> _Textauszug_
Mehr Vielfalt im Frühling?
CAMERATA SALZBURG / MILDENBERGER / HAGEN
20/03/23 Robert Schumanns allseits beliebte Frühlingssymphonie erklingt in diesem Salzburger Frühling gleich viermal. Bei aller Bewunderung für das Stück darf man doch fragen, ob es nicht möglich wäre, im Frühling 2024 einmal die ebenfalls sehr schöne Frühlingsklänge-Symphonie von Joachim Raff zu spielen. Vielleicht darf man sogar von der Tondichtung Spring Fire von Arnold Bax träumen.
Von Gottfried Franz Kasparek
Ein wenig mehr Wagemut in der Programmgestaltung könnte jedenfalls nicht schaden. Natürlich, das fünfte Saisonkonzert der Camerata Salzburg im Großen Saal des Mozarteums war ein lebhaft akklamiertes Wunschkonzert. Für die Orchestermusik der deutschen Romantik ist denn doch ein Dirigent vonnöten, also schwang der junge deutsche Maestro Felix Mildenberger sehr sensibel und aufmerksam den Taktstock. Felix Mendelssohns Hebriden-Ouvertüre, eines der meistgespielten Konzert-Eröffnungsstücke in Salzburg und überhaupt, erklang allerdings diesmal seltsam schaumgebremst. Das war eher ein sanft sich wiegender Frühlingsregen am Chiemsee als ein Sommertag auf einer windgepeitschten schottischen Insel, das reflektierte eher erbauliche Legenden als gälische Heldensagen.

> _Liste der Datensätze_
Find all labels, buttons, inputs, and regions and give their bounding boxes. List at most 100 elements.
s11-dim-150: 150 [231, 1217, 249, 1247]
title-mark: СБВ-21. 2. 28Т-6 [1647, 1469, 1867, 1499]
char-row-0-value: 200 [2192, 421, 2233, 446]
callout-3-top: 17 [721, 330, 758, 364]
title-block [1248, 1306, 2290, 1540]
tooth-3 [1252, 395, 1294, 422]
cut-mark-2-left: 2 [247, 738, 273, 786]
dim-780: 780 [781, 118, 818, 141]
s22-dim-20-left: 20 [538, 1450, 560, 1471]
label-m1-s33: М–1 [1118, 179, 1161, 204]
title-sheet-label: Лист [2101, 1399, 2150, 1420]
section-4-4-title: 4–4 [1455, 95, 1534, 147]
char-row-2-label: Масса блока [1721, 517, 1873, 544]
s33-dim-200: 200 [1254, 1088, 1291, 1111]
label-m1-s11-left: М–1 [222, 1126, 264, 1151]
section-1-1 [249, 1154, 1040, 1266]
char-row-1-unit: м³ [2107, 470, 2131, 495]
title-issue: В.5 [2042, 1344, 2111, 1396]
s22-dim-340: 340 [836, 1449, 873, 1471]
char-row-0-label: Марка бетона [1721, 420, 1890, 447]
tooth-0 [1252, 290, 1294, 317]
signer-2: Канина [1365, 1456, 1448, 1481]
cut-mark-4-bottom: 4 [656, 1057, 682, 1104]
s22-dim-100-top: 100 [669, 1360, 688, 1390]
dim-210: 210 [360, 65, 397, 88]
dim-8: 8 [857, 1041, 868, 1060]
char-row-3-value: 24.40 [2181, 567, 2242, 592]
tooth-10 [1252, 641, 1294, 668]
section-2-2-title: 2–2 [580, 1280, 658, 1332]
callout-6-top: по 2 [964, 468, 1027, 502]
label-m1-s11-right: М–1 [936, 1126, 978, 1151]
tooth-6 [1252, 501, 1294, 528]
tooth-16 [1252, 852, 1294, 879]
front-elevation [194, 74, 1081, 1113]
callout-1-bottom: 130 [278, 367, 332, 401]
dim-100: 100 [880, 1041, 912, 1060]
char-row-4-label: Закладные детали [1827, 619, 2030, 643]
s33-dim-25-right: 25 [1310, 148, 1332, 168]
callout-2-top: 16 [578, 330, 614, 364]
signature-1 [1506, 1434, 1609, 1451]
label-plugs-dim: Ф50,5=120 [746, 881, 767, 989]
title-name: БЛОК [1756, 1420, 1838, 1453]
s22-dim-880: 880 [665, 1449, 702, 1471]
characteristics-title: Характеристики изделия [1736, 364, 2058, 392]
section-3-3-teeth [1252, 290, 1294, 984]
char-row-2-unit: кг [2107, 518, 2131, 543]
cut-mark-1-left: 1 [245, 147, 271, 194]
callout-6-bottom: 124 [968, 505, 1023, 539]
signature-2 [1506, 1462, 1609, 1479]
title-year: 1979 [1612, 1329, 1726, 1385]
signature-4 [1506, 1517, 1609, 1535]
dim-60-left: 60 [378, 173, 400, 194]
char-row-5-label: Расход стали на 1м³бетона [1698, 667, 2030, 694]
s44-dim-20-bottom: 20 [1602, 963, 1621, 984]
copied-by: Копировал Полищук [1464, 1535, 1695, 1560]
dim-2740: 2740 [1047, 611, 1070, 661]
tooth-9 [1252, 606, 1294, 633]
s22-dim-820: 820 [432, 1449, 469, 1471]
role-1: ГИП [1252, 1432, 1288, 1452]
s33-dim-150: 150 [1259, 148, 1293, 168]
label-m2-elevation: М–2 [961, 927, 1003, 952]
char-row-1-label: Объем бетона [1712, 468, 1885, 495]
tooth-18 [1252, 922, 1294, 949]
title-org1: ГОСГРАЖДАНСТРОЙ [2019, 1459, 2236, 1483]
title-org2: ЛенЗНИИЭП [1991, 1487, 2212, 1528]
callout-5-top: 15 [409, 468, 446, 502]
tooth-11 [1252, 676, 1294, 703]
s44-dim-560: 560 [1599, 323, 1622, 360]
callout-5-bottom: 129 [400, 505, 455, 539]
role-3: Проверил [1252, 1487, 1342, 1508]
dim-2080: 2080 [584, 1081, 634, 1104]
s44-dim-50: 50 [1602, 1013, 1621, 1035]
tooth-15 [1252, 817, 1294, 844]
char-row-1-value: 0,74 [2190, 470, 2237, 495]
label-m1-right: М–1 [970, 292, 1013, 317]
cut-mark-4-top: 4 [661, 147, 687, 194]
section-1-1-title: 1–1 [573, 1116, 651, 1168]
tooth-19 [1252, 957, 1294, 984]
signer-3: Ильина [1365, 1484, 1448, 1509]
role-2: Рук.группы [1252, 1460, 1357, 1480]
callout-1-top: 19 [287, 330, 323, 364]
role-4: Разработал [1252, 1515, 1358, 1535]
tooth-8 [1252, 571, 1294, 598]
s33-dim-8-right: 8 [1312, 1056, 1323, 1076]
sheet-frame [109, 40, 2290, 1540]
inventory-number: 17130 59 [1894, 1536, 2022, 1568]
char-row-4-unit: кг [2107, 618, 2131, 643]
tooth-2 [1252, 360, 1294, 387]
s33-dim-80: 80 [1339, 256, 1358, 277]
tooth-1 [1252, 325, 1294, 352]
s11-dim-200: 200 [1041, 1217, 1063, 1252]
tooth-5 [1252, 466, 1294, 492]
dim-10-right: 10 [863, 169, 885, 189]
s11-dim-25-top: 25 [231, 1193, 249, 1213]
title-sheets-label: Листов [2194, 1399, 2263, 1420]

> _Aufgaben_
1 – Gib aus dem Textauszug über das Salzburger Konzert die Stelle von "Mehr Vielfalt im" bis "Arnold Bax träumen." wortgetreu zurück.
2 – Stelle die Zeilen der Datensätze vom Anfang bis einschließlich der Zeile mit "section-3-3-teeth [1252, 290, 1294, 984]" als Markdown-Tabelle mit den Spalten Nr. und Zeile dar. Lass Leerzeilen weg.
Der Textauszug und die Datensätze sind voneinander getrenntes Material.

> _Ausgaben in Reihenfolge_
1 –
Mehr Vielfalt im Frühling?
CAMERATA SALZBURG / MILDENBERGER / HAGEN
20/03/23 Robert Schumanns allseits beliebte Frühlingssymphonie erklingt in diesem Salzburger Frühling gleich viermal. Bei aller Bewunderung für das Stück darf man doch fragen, ob es nicht möglich wäre, im Frühling 2024 einmal die ebenfalls sehr schöne Frühlingsklänge-Symphonie von Joachim Raff zu spielen. Vielleicht darf man sogar von der Tondichtung Spring Fire von Arnold Bax träumen.

2 –
| Nr. | Zeile |
|---|---|
| 1 | Find all labels, buttons, inputs, and regions and give their bounding boxes. List at most 100 elements. |
| 2 | s11-dim-150: 150 [231, 1217, 249, 1247] |
| 3 | title-mark: СБВ-21. 2. 28Т-6 [1647, 1469, 1867, 1499] |
| 4 | char-row-0-value: 200 [2192, 421, 2233, 446] |
| 5 | callout-3-top: 17 [721, 330, 758, 364] |
| 6 | title-block [1248, 1306, 2290, 1540] |
| 7 | tooth-3 [1252, 395, 1294, 422] |
| 8 | cut-mark-2-left: 2 [247, 738, 273, 786] |
| 9 | dim-780: 780 [781, 118, 818, 141] |
| 10 | s22-dim-20-left: 20 [538, 1450, 560, 1471] |
| 11 | label-m1-s33: М–1 [1118, 179, 1161, 204] |
| 12 | title-sheet-label: Лист [2101, 1399, 2150, 1420] |
| 13 | section-4-4-title: 4–4 [1455, 95, 1534, 147] |
| 14 | char-row-2-label: Масса блока [1721, 517, 1873, 544] |
| 15 | s33-dim-200: 200 [1254, 1088, 1291, 1111] |
| 16 | label-m1-s11-left: М–1 [222, 1126, 264, 1151] |
| 17 | section-1-1 [249, 1154, 1040, 1266] |
| 18 | char-row-1-unit: м³ [2107, 470, 2131, 495] |
| 19 | title-issue: В.5 [2042, 1344, 2111, 1396] |
| 20 | s22-dim-340: 340 [836, 1449, 873, 1471] |
| 21 | char-row-0-label: Марка бетона [1721, 420, 1890, 447] |
| 22 | tooth-0 [1252, 290, 1294, 317] |
| 23 | signer-2: Канина [1365, 1456, 1448, 1481] |
| 24 | cut-mark-4-bottom: 4 [656, 1057, 682, 1104] |
| 25 | s22-dim-100-top: 100 [669, 1360, 688, 1390] |
| 26 | dim-210: 210 [360, 65, 397, 88] |
| 27 | dim-8: 8 [857, 1041, 868, 1060] |
| 28 | char-row-3-value: 24.40 [2181, 567, 2242, 592] |
| 29 | tooth-10 [1252, 641, 1294, 668] |
| 30 | section-2-2-title: 2–2 [580, 1280, 658, 1332] |
| 31 | callout-6-top: по 2 [964, 468, 1027, 502] |
| 32 | label-m1-s11-right: М–1 [936, 1126, 978, 1151] |
| 33 | tooth-6 [1252, 501, 1294, 528] |
| 34 | tooth-16 [1252, 852, 1294, 879] |
| 35 | front-elevation [194, 74, 1081, 1113] |
| 36 | callout-1-bottom: 130 [278, 367, 332, 401] |
| 37 | dim-100: 100 [880, 1041, 912, 1060] |
| 38 | char-row-4-label: Закладные детали [1827, 619, 2030, 643] |
| 39 | s33-dim-25-right: 25 [1310, 148, 1332, 168] |
| 40 | callout-2-top: 16 [578, 330, 614, 364] |
| 41 | signature-1 [1506, 1434, 1609, 1451] |
| 42 | label-plugs-dim: Ф50,5=120 [746, 881, 767, 989] |
| 43 | title-name: БЛОК [1756, 1420, 1838, 1453] |
| 44 | s22-dim-880: 880 [665, 1449, 702, 1471] |
| 45 | characteristics-title: Характеристики изделия [1736, 364, 2058, 392] |
| 46 | section-3-3-teeth [1252, 290, 1294, 984] |